### Records from a collection of figures

▼▼▼

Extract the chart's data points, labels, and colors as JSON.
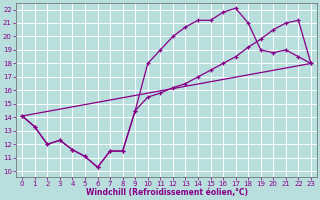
{
  "xlabel": "Windchill (Refroidissement éolien,°C)",
  "bg_color": "#b8dede",
  "line_color": "#880088",
  "xlim_min": -0.5,
  "xlim_max": 23.5,
  "ylim_min": 9.6,
  "ylim_max": 22.5,
  "xticks": [
    0,
    1,
    2,
    3,
    4,
    5,
    6,
    7,
    8,
    9,
    10,
    11,
    12,
    13,
    14,
    15,
    16,
    17,
    18,
    19,
    20,
    21,
    22,
    23
  ],
  "yticks": [
    10,
    11,
    12,
    13,
    14,
    15,
    16,
    17,
    18,
    19,
    20,
    21,
    22
  ],
  "line1_x": [
    0,
    1,
    2,
    3,
    4,
    5,
    6,
    7,
    8,
    9,
    10,
    11,
    12,
    13,
    14,
    15,
    16,
    17,
    18,
    19,
    20,
    21,
    22,
    23
  ],
  "line1_y": [
    14.1,
    13.3,
    12.0,
    12.3,
    11.6,
    11.1,
    10.3,
    11.5,
    11.5,
    14.5,
    18.0,
    19.0,
    20.0,
    20.7,
    21.2,
    21.2,
    21.8,
    22.1,
    21.0,
    19.0,
    18.8,
    19.0,
    18.5,
    18.0
  ],
  "line2_x": [
    0,
    1,
    2,
    3,
    4,
    5,
    6,
    7,
    8,
    9,
    10,
    11,
    12,
    13,
    14,
    15,
    16,
    17,
    18,
    19,
    20,
    21,
    22,
    23
  ],
  "line2_y": [
    14.1,
    13.3,
    12.0,
    12.3,
    11.6,
    11.1,
    10.3,
    11.5,
    11.5,
    14.5,
    15.5,
    15.8,
    16.2,
    16.5,
    17.0,
    17.5,
    18.0,
    18.5,
    19.2,
    19.8,
    20.5,
    21.0,
    21.2,
    18.0
  ],
  "line3_x": [
    0,
    23
  ],
  "line3_y": [
    14.1,
    18.0
  ],
  "tick_fontsize": 5.0,
  "xlabel_fontsize": 5.5
}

▲▲▲

### GIVEN INSTRUCTION
Each line of the data should be quoted exactly, with pictures left out.

### THE REPLY
Extract the chart's data points, labels, and colors as JSON.
{
  "xlabel": "Windchill (Refroidissement éolien,°C)",
  "bg_color": "#b8dede",
  "line_color": "#880088",
  "xlim_min": -0.5,
  "xlim_max": 23.5,
  "ylim_min": 9.6,
  "ylim_max": 22.5,
  "xticks": [
    0,
    1,
    2,
    3,
    4,
    5,
    6,
    7,
    8,
    9,
    10,
    11,
    12,
    13,
    14,
    15,
    16,
    17,
    18,
    19,
    20,
    21,
    22,
    23
  ],
  "yticks": [
    10,
    11,
    12,
    13,
    14,
    15,
    16,
    17,
    18,
    19,
    20,
    21,
    22
  ],
  "line1_x": [
    0,
    1,
    2,
    3,
    4,
    5,
    6,
    7,
    8,
    9,
    10,
    11,
    12,
    13,
    14,
    15,
    16,
    17,
    18,
    19,
    20,
    21,
    22,
    23
  ],
  "line1_y": [
    14.1,
    13.3,
    12.0,
    12.3,
    11.6,
    11.1,
    10.3,
    11.5,
    11.5,
    14.5,
    18.0,
    19.0,
    20.0,
    20.7,
    21.2,
    21.2,
    21.8,
    22.1,
    21.0,
    19.0,
    18.8,
    19.0,
    18.5,
    18.0
  ],
  "line2_x": [
    0,
    1,
    2,
    3,
    4,
    5,
    6,
    7,
    8,
    9,
    10,
    11,
    12,
    13,
    14,
    15,
    16,
    17,
    18,
    19,
    20,
    21,
    22,
    23
  ],
  "line2_y": [
    14.1,
    13.3,
    12.0,
    12.3,
    11.6,
    11.1,
    10.3,
    11.5,
    11.5,
    14.5,
    15.5,
    15.8,
    16.2,
    16.5,
    17.0,
    17.5,
    18.0,
    18.5,
    19.2,
    19.8,
    20.5,
    21.0,
    21.2,
    18.0
  ],
  "line3_x": [
    0,
    23
  ],
  "line3_y": [
    14.1,
    18.0
  ],
  "tick_fontsize": 5.0,
  "xlabel_fontsize": 5.5
}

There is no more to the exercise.